Activity list:
A. In the company news post about Possible 2026, retype the passage starting at "As folks shake" and ending at "at Possible 2026.".
B. According to the company news post about Possible 2026, where were the Brand Challenge finalists invited to pitch?
C. What does the company news post about Possible 2026 say many marketers are seeking to do today? List every item.

Company News

As folks shake the sand from their luggage after Possible 2026 and we walk away the Brand Challenge winner, we’re more motivated than ever to help brands solve the greatest challenges they’re facing. Today, many marketers are seeking to escape mediocrity, make a bigger impact, and not lose their way in the process. From the Brand Challenge stage to the challenges brands face, let’s dive into the moments that made a splash at Possible 2026.

Winner of the 2026 Brand Challenge Innovation Award
Going into the event, Adora was thrilled to be a finalist in the Brand Challenge. While a plethora of platforms and solution providers entered the competition, only a handful of finalists were invited to pitch on the Innovation Stage, which showcased the most groundbreaking movers in digital marketing.

Listed entries:
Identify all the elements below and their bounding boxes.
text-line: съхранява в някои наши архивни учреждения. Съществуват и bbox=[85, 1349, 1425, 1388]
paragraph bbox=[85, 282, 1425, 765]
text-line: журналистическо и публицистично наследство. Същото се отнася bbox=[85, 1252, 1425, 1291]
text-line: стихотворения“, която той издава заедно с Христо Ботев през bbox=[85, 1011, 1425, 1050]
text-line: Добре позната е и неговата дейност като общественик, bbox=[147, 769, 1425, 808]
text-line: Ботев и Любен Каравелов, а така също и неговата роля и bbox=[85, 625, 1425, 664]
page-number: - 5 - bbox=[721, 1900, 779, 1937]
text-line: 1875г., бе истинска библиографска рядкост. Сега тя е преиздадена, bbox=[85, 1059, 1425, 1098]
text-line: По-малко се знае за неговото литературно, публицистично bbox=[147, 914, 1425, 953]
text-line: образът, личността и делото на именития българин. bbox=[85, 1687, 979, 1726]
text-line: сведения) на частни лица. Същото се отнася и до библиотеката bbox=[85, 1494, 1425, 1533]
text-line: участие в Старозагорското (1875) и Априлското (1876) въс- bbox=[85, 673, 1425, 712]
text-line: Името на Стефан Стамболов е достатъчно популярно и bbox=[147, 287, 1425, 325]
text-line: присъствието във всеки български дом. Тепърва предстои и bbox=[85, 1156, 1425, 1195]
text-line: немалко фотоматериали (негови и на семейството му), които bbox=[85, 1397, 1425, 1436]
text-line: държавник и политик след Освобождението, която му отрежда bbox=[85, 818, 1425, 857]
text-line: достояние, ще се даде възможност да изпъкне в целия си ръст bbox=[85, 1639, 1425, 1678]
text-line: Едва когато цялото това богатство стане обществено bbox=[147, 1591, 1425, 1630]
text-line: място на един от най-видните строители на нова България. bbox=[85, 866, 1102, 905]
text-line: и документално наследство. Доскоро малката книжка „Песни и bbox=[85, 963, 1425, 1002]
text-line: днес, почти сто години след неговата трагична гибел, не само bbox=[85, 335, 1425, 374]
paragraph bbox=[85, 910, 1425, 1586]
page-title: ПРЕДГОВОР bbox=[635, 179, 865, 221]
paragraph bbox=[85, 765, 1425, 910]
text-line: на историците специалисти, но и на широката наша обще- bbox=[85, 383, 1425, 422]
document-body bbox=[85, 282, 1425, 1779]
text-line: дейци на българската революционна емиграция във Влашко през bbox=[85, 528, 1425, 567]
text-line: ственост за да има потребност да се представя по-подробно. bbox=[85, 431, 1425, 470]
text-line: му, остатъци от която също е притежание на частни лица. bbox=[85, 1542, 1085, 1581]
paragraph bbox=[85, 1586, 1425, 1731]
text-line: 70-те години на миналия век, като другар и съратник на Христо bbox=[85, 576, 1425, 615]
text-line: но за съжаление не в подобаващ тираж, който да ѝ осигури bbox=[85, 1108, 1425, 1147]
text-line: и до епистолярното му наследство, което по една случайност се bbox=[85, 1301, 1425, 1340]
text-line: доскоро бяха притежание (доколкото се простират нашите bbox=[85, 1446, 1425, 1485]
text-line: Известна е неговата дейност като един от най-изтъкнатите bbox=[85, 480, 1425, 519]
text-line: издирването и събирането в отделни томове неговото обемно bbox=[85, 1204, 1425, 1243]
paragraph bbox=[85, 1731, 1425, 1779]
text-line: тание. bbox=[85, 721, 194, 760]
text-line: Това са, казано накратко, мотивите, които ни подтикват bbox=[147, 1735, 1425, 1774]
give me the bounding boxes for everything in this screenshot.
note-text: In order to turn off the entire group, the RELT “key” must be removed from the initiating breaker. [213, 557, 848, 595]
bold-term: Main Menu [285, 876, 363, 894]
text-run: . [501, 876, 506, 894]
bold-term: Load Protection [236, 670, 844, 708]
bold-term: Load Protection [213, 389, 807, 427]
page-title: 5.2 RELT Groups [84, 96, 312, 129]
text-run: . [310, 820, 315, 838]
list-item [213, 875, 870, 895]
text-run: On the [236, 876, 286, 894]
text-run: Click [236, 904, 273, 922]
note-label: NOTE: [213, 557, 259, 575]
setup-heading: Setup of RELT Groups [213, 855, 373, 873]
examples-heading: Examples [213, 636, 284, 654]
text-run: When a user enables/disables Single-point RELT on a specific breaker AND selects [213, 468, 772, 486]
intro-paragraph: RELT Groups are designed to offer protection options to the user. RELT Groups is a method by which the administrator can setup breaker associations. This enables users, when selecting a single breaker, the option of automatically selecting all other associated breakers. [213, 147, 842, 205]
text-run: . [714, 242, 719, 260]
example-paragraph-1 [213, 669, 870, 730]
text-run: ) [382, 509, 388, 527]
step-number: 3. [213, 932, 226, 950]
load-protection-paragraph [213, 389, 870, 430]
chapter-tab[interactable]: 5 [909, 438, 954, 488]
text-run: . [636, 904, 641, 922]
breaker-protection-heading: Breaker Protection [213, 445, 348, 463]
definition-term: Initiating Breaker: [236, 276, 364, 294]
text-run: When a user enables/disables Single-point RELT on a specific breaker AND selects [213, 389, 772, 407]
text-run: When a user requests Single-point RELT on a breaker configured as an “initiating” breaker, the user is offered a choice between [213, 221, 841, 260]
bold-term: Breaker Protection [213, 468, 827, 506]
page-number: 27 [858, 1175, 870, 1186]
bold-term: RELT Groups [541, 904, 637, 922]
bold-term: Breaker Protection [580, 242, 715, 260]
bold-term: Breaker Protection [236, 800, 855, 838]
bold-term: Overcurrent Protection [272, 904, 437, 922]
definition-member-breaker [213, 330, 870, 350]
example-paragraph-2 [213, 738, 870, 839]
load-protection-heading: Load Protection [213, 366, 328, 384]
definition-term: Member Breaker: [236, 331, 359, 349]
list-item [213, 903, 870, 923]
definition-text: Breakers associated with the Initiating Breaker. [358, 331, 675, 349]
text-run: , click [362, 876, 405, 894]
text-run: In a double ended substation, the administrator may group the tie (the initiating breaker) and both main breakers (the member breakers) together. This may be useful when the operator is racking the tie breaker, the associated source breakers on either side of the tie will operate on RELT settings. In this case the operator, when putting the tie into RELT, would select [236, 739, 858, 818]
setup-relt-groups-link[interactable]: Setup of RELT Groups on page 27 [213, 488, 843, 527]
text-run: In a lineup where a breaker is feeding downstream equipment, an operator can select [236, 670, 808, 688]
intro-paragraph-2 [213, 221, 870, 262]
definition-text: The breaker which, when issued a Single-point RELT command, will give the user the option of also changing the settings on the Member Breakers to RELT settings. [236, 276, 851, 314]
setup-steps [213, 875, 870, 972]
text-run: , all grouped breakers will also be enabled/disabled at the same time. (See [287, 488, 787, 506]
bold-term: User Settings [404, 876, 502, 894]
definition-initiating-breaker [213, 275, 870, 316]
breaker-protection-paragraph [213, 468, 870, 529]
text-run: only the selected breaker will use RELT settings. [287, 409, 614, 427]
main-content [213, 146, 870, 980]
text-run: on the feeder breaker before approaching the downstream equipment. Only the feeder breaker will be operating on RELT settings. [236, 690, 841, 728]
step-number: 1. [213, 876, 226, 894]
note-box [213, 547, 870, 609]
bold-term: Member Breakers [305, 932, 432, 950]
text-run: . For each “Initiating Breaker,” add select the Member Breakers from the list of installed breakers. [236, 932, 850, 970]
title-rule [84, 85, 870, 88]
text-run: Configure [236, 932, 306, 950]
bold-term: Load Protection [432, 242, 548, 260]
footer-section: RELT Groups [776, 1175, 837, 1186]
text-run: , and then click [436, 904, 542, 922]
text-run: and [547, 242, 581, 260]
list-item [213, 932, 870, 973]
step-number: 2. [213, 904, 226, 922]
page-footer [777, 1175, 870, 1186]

Per-task answers:
A.
As folks shake the sand from their luggage after Possible 2026 and we walk away the Brand Challenge winner, we’re more motivated than ever to help brands solve the greatest challenges they’re facing. Today, many marketers are seeking to escape mediocrity, make a bigger impact, and not lose their way in the process. From the Brand Challenge stage to the challenges brands face, let’s dive into the moments that made a splash at Possible 2026.

B. On the Innovation Stage.

C.
- Escape mediocrity
- Make a bigger impact
- Not lose their way in the process